** Start **

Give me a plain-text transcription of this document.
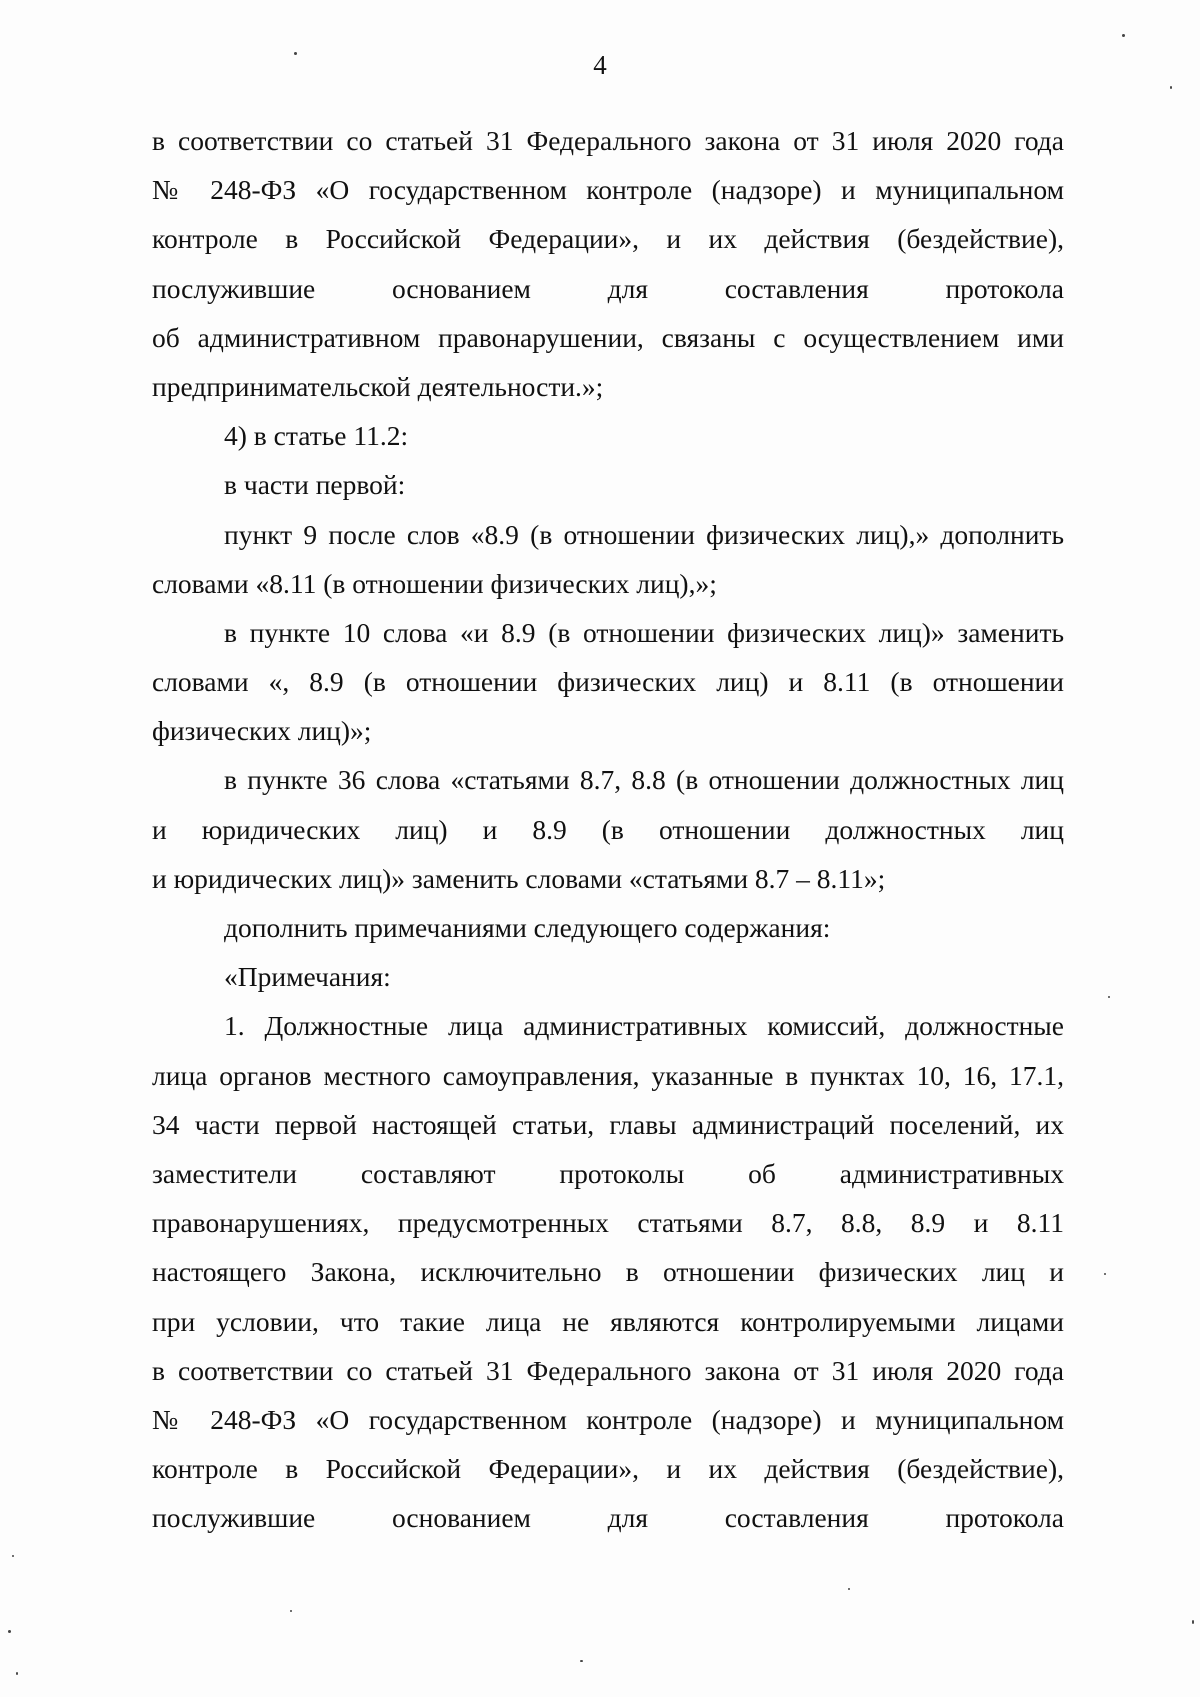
4
в соответствии со статьей 31 Федерального закона от 31 июля 2020 года
№ 248-ФЗ «О государственном контроле (надзоре) и муниципальном
контроле в Российской Федерации», и их действия (бездействие),
послужившие основанием для составления протокола
об административном правонарушении, связаны с осуществлением ими
предпринимательской деятельности.»;
4) в статье 11.2:
в части первой:
пункт 9 после слов «8.9 (в отношении физических лиц),» дополнить
словами «8.11 (в отношении физических лиц),»;
в пункте 10 слова «и 8.9 (в отношении физических лиц)» заменить
словами «, 8.9 (в отношении физических лиц) и 8.11 (в отношении
физических лиц)»;
в пункте 36 слова «статьями 8.7, 8.8 (в отношении должностных лиц
и юридических лиц) и 8.9 (в отношении должностных лиц
и юридических лиц)» заменить словами «статьями 8.7 – 8.11»;
дополнить примечаниями следующего содержания:
«Примечания:
1. Должностные лица административных комиссий, должностные
лица органов местного самоуправления, указанные в пунктах 10, 16, 17.1,
34 части первой настоящей статьи, главы администраций поселений, их
заместители составляют протоколы об административных
правонарушениях, предусмотренных статьями 8.7, 8.8, 8.9 и 8.11
настоящего Закона, исключительно в отношении физических лиц и
при условии, что такие лица не являются контролируемыми лицами
в соответствии со статьей 31 Федерального закона от 31 июля 2020 года
№ 248-ФЗ «О государственном контроле (надзоре) и муниципальном
контроле в Российской Федерации», и их действия (бездействие),
послужившие основанием для составления протокола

** End **

What you should do:
Copy the data word for word. Pictures do not go in the copy.

Result below:
Give me a plain-text transcription of this document.
4
в соответствии со статьей 31 Федерального закона от 31 июля 2020 года
№ 248-ФЗ «О государственном контроле (надзоре) и муниципальном
контроле в Российской Федерации», и их действия (бездействие),
послужившие основанием для составления протокола
об административном правонарушении, связаны с осуществлением ими
предпринимательской деятельности.»;
4) в статье 11.2:
в части первой:
пункт 9 после слов «8.9 (в отношении физических лиц),» дополнить
словами «8.11 (в отношении физических лиц),»;
в пункте 10 слова «и 8.9 (в отношении физических лиц)» заменить
словами «, 8.9 (в отношении физических лиц) и 8.11 (в отношении
физических лиц)»;
в пункте 36 слова «статьями 8.7, 8.8 (в отношении должностных лиц
и юридических лиц) и 8.9 (в отношении должностных лиц
и юридических лиц)» заменить словами «статьями 8.7 – 8.11»;
дополнить примечаниями следующего содержания:
«Примечания:
1. Должностные лица административных комиссий, должностные
лица органов местного самоуправления, указанные в пунктах 10, 16, 17.1,
34 части первой настоящей статьи, главы администраций поселений, их
заместители составляют протоколы об административных
правонарушениях, предусмотренных статьями 8.7, 8.8, 8.9 и 8.11
настоящего Закона, исключительно в отношении физических лиц и
при условии, что такие лица не являются контролируемыми лицами
в соответствии со статьей 31 Федерального закона от 31 июля 2020 года
№ 248-ФЗ «О государственном контроле (надзоре) и муниципальном
контроле в Российской Федерации», и их действия (бездействие),
послужившие основанием для составления протокола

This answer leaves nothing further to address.